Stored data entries

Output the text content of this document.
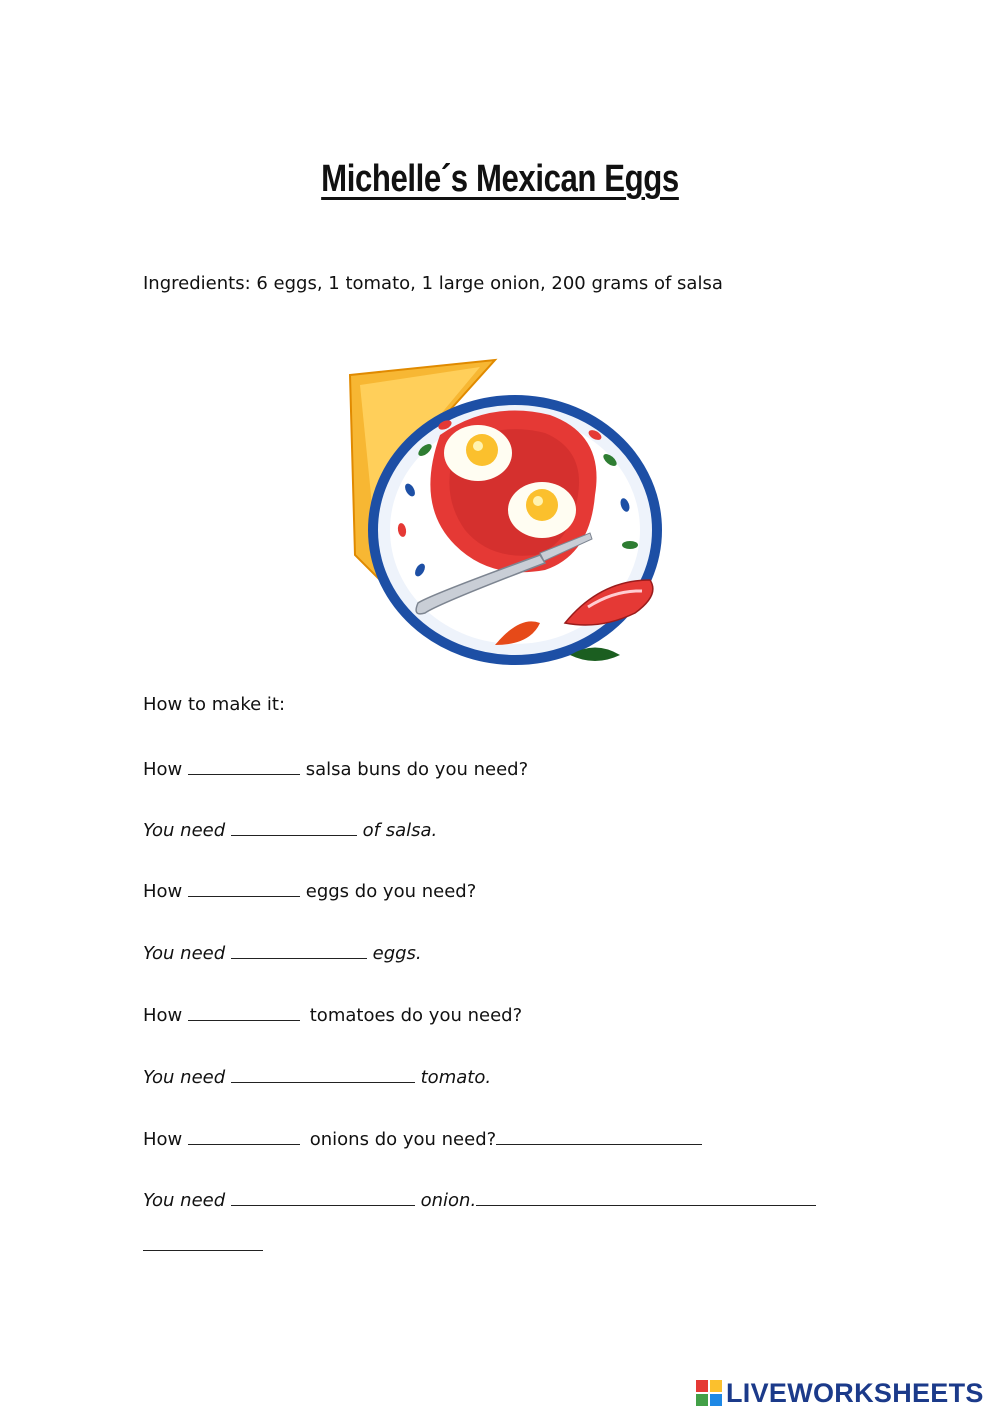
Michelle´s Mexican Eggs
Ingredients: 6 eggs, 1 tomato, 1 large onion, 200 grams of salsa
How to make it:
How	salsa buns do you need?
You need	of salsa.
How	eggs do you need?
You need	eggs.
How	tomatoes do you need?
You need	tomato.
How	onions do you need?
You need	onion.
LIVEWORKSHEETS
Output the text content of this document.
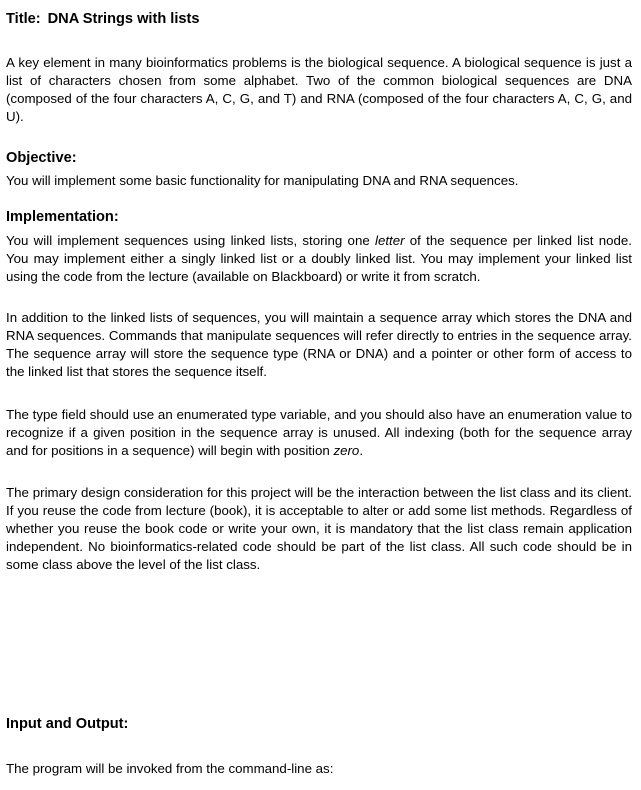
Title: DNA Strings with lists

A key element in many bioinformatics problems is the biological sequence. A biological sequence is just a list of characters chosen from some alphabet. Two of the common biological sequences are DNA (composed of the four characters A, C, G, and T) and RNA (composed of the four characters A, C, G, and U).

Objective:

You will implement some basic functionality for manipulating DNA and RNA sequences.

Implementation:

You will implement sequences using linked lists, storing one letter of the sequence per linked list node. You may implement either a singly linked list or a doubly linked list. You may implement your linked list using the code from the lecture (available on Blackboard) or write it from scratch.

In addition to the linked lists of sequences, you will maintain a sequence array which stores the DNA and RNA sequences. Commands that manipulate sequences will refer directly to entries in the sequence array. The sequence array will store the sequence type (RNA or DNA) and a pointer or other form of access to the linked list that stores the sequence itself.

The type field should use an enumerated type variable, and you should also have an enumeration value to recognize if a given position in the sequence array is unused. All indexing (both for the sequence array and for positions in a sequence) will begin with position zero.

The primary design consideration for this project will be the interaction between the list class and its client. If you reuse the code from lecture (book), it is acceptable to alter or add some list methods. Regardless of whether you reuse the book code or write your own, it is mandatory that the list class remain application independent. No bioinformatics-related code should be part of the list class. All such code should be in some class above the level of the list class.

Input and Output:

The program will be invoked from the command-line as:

Required task → From the records above, pull out each line that has "salsa".

Full output →
Ingredients: 6 eggs, 1 tomato, 1 large onion, 200 grams of salsa
How	salsa buns do you need?
You need	of salsa.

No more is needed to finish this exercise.